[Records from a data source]
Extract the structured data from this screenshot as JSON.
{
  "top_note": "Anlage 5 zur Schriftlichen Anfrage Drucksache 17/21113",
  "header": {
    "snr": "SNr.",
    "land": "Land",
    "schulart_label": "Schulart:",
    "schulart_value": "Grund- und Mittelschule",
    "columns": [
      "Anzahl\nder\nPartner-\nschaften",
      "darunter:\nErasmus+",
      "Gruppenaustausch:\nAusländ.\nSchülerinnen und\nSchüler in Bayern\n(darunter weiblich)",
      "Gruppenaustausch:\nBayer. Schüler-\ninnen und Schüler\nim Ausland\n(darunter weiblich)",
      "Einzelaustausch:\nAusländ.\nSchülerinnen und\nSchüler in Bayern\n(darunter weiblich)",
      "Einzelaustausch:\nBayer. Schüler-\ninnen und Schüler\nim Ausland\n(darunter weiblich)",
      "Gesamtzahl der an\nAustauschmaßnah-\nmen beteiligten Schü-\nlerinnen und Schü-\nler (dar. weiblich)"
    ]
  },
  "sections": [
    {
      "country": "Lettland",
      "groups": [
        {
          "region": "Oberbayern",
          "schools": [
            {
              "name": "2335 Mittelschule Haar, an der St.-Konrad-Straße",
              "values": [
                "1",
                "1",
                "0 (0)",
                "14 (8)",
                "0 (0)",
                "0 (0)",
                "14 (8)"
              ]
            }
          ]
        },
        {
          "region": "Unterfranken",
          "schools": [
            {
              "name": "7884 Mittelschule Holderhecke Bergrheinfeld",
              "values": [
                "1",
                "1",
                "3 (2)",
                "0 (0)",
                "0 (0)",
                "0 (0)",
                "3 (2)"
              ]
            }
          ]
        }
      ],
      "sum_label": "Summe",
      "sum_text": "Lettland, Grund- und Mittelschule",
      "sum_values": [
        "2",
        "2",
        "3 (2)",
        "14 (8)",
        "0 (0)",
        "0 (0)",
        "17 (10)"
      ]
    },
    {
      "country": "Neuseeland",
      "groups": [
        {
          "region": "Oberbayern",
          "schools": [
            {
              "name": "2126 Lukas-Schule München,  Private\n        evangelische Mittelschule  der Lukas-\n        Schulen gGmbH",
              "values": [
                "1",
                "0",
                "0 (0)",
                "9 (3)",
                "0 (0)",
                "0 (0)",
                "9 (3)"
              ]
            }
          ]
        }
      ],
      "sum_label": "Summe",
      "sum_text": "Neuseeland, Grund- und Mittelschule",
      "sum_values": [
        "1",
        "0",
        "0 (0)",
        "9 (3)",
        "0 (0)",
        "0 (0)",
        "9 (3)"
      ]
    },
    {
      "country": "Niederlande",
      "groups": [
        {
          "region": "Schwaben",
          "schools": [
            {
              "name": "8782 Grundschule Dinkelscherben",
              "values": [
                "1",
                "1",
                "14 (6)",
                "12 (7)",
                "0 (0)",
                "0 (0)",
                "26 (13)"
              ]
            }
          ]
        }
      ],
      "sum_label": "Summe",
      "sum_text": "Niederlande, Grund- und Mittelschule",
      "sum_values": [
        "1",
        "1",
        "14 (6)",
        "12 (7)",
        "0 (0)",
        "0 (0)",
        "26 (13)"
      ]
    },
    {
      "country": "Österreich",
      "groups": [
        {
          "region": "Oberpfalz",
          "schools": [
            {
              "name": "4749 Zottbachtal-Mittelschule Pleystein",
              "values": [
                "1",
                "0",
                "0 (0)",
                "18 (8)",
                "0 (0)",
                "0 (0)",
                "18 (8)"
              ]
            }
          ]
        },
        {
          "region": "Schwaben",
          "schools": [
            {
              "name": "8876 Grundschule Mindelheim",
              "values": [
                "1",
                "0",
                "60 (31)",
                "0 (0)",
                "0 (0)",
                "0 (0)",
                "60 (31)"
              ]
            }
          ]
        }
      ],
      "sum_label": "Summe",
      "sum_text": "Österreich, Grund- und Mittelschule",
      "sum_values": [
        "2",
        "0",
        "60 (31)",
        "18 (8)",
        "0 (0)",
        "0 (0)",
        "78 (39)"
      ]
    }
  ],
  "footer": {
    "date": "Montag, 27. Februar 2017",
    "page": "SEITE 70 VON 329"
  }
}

* PROBLEM DESCRIPTION: Repeat each record exactly, leaving nothing out.

* THE REPLY:
Extract the structured data from this screenshot as JSON.
{
  "top_note": "Anlage 5 zur Schriftlichen Anfrage Drucksache 17/21113",
  "header": {
    "snr": "SNr.",
    "land": "Land",
    "schulart_label": "Schulart:",
    "schulart_value": "Grund- und Mittelschule",
    "columns": [
      "Anzahl\nder\nPartner-\nschaften",
      "darunter:\nErasmus+",
      "Gruppenaustausch:\nAusländ.\nSchülerinnen und\nSchüler in Bayern\n(darunter weiblich)",
      "Gruppenaustausch:\nBayer. Schüler-\ninnen und Schüler\nim Ausland\n(darunter weiblich)",
      "Einzelaustausch:\nAusländ.\nSchülerinnen und\nSchüler in Bayern\n(darunter weiblich)",
      "Einzelaustausch:\nBayer. Schüler-\ninnen und Schüler\nim Ausland\n(darunter weiblich)",
      "Gesamtzahl der an\nAustauschmaßnah-\nmen beteiligten Schü-\nlerinnen und Schü-\nler (dar. weiblich)"
    ]
  },
  "sections": [
    {
      "country": "Lettland",
      "groups": [
        {
          "region": "Oberbayern",
          "schools": [
            {
              "name": "2335 Mittelschule Haar, an der St.-Konrad-Straße",
              "values": [
                "1",
                "1",
                "0 (0)",
                "14 (8)",
                "0 (0)",
                "0 (0)",
                "14 (8)"
              ]
            }
          ]
        },
        {
          "region": "Unterfranken",
          "schools": [
            {
              "name": "7884 Mittelschule Holderhecke Bergrheinfeld",
              "values": [
                "1",
                "1",
                "3 (2)",
                "0 (0)",
                "0 (0)",
                "0 (0)",
                "3 (2)"
              ]
            }
          ]
        }
      ],
      "sum_label": "Summe",
      "sum_text": "Lettland, Grund- und Mittelschule",
      "sum_values": [
        "2",
        "2",
        "3 (2)",
        "14 (8)",
        "0 (0)",
        "0 (0)",
        "17 (10)"
      ]
    },
    {
      "country": "Neuseeland",
      "groups": [
        {
          "region": "Oberbayern",
          "schools": [
            {
              "name": "2126 Lukas-Schule München,  Private\n        evangelische Mittelschule  der Lukas-\n        Schulen gGmbH",
              "values": [
                "1",
                "0",
                "0 (0)",
                "9 (3)",
                "0 (0)",
                "0 (0)",
                "9 (3)"
              ]
            }
          ]
        }
      ],
      "sum_label": "Summe",
      "sum_text": "Neuseeland, Grund- und Mittelschule",
      "sum_values": [
        "1",
        "0",
        "0 (0)",
        "9 (3)",
        "0 (0)",
        "0 (0)",
        "9 (3)"
      ]
    },
    {
      "country": "Niederlande",
      "groups": [
        {
          "region": "Schwaben",
          "schools": [
            {
              "name": "8782 Grundschule Dinkelscherben",
              "values": [
                "1",
                "1",
                "14 (6)",
                "12 (7)",
                "0 (0)",
                "0 (0)",
                "26 (13)"
              ]
            }
          ]
        }
      ],
      "sum_label": "Summe",
      "sum_text": "Niederlande, Grund- und Mittelschule",
      "sum_values": [
        "1",
        "1",
        "14 (6)",
        "12 (7)",
        "0 (0)",
        "0 (0)",
        "26 (13)"
      ]
    },
    {
      "country": "Österreich",
      "groups": [
        {
          "region": "Oberpfalz",
          "schools": [
            {
              "name": "4749 Zottbachtal-Mittelschule Pleystein",
              "values": [
                "1",
                "0",
                "0 (0)",
                "18 (8)",
                "0 (0)",
                "0 (0)",
                "18 (8)"
              ]
            }
          ]
        },
        {
          "region": "Schwaben",
          "schools": [
            {
              "name": "8876 Grundschule Mindelheim",
              "values": [
                "1",
                "0",
                "60 (31)",
                "0 (0)",
                "0 (0)",
                "0 (0)",
                "60 (31)"
              ]
            }
          ]
        }
      ],
      "sum_label": "Summe",
      "sum_text": "Österreich, Grund- und Mittelschule",
      "sum_values": [
        "2",
        "0",
        "60 (31)",
        "18 (8)",
        "0 (0)",
        "0 (0)",
        "78 (39)"
      ]
    }
  ],
  "footer": {
    "date": "Montag, 27. Februar 2017",
    "page": "SEITE 70 VON 329"
  }
}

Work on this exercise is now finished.